───── Texto proporcionado ─────
La vejez es también un regalo... y un tiempo de gracia Los últimos años de una larga vida suelen ser también una carga. Nadie puede evitarlo. Es bueno, sin embargo, observar las cosas alguna vez desde otro punto de vista. Yo no tengo que contemplar mi edad avanzada como un regalo. Pero alguna vez podría tratar de considerarla bajo el símbolo del regalo y preguntarme: ¿en qué es realmente mi larga vida un regalo? ¿Dónde la vivo yo así? Y quizá presiento entonces que mi larga vida es además un privilegio: el de no tener que luchar más en la escuela, en los exámenes, el de no necesitar ya exponerme cada día a las luchas del trabajo, el de poder contemplar muchas cosas con mayor serenidad. Ahora tengo más tiempo para mí. Ya no necesito éxitos. Lo único que necesito es estar y disfrutar con mi existencia. Ahora tengo más espacios libres para hacer lo que me pide el corazón. Puedo mirar hacia atrás agradecido por todo lo que he realizado, por mi familia, por mis hijos y nietos, por mis éxitos profesionales. Ciertamente, todo esto me llena de satisfacción. De esta manera podemos vivir en la ancianidad el sentimiento de que toda la vida ha sido un regalo. La pregunta es cómo se pueden vivir los últimos años de una larga vida como un regalo cuando el cuerpo ya no puede aportar nada porque estamos enfermos o limitados en nuestra capacidad de movimientos. No es nada fácil responder a esta pregunta. Se trata de un proceso de duelo en el que no se puede menos de lamentar todo lo que ya no es posible. Pero este duelo nos hace descubrir nuevas oportunidades en nuestra alma: la posibilidad de iniciar el camino hacia dentro, bajar el tono en nuestras apreciaciones, leer y meditar en el silencio, escuchar música, entregarse a la charla con los hijos y nietos, percibir conscientemente el aire que respiramos. Hay siempre en cada situación algo que agradecer. El que se detiene a pensar en todas las cosas por las que debe mostrarse agradecido empezará a comprender por qué los últimos años de una vida larga no son solo una carga, sino realmente también un regalo.
─────
Responda brevemente estas preguntas sobre el texto acerca de la vejez:
1. ¿Qué es lo único que necesita ya quien escribe?
2. ¿Cómo se denomina el proceso en el que no se puede menos de lamentar todo lo que ya no es posible?
3. ¿Qué hay siempre en cada situación?
Los registros no desempeñan aquí ninguna función.
───── Material proporcionado ─────
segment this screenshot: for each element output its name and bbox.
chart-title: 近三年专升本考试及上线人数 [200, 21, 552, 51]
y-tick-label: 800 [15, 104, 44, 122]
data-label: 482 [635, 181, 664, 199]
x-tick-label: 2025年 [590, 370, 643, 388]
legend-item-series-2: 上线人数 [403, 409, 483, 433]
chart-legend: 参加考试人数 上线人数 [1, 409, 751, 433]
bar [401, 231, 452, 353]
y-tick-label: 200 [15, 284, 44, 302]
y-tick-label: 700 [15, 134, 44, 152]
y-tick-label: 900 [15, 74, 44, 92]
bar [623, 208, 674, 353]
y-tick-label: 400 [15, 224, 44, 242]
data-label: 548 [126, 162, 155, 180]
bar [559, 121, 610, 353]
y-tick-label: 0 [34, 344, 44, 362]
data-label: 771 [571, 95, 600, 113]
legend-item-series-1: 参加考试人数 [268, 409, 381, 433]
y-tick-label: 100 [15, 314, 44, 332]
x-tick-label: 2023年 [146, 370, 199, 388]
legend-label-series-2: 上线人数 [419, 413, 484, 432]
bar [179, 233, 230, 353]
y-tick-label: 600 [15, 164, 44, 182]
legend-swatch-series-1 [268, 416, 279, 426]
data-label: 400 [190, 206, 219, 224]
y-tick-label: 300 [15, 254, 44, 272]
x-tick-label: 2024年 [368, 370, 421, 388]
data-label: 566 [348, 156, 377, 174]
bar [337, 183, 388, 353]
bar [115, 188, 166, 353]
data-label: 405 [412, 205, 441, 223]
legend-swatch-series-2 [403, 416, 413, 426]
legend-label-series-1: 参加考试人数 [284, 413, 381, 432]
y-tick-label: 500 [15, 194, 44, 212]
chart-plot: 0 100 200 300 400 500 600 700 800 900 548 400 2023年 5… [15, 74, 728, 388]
─────
**Respuesta:**
1. Estar y disfrutar con su existencia.
2. Un proceso de duelo.
3. Algo que agradecer.